> [Set task]: Identify each line below that contains the word "dazu", and copy it out.

▶

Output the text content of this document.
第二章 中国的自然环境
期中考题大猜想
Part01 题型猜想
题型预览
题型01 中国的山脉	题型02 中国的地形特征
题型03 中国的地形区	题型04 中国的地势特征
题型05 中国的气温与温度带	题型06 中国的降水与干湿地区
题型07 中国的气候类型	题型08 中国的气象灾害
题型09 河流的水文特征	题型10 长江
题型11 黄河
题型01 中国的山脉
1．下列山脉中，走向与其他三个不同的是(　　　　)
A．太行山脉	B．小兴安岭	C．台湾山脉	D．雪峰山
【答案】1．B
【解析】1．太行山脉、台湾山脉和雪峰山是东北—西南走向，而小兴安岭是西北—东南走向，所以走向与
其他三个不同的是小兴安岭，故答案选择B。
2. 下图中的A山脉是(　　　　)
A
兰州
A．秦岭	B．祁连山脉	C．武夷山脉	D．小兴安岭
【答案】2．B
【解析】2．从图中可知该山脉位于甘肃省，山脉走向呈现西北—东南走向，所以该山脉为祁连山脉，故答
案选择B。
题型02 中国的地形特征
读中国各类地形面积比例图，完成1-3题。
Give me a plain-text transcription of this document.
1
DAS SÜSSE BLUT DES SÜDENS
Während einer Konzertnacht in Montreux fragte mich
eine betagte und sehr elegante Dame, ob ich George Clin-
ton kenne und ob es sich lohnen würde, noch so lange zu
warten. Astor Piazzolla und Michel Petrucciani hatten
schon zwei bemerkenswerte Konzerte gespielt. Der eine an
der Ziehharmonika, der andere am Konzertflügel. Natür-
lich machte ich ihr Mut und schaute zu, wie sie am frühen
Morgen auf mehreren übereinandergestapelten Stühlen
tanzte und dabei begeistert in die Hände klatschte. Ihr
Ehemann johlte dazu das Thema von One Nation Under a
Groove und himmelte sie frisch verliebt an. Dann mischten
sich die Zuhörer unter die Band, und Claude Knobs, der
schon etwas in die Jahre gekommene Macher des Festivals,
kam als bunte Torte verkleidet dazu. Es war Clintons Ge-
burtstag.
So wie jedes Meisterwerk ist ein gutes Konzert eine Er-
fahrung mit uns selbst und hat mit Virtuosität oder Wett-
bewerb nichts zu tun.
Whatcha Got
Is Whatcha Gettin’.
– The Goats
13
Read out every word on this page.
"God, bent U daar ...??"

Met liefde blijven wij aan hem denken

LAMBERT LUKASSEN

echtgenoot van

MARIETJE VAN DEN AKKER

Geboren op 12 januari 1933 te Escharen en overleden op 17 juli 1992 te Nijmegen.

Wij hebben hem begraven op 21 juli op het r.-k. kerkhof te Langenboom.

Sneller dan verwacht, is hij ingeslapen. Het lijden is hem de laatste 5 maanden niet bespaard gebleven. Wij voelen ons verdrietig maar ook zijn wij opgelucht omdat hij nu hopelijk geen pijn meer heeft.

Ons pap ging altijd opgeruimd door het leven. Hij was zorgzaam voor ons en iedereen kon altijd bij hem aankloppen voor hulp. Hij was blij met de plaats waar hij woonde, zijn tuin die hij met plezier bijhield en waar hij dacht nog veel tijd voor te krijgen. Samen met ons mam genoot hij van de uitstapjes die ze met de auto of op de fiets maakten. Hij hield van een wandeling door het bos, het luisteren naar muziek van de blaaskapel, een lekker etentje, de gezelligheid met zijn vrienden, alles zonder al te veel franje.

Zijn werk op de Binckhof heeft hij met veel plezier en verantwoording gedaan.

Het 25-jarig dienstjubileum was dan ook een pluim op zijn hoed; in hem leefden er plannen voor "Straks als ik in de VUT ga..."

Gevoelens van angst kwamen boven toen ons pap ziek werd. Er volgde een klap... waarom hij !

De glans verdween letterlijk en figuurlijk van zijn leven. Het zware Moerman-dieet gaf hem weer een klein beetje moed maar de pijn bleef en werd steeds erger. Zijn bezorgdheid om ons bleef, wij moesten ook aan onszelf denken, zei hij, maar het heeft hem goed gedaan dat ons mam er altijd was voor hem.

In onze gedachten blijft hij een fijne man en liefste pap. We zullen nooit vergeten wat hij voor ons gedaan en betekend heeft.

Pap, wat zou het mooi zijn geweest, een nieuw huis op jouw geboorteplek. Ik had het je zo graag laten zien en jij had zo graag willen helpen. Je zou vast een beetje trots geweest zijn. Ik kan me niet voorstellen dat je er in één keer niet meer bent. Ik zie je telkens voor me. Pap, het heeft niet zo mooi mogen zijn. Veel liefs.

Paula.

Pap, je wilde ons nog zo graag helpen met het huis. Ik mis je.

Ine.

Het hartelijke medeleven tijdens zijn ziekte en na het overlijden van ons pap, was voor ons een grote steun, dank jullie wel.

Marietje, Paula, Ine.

◀

> [Response below]:
Ehemann johlte dazu das Thema von One Nation Under a
kam als bunte Torte verkleidet dazu. Es war Clintons Ge-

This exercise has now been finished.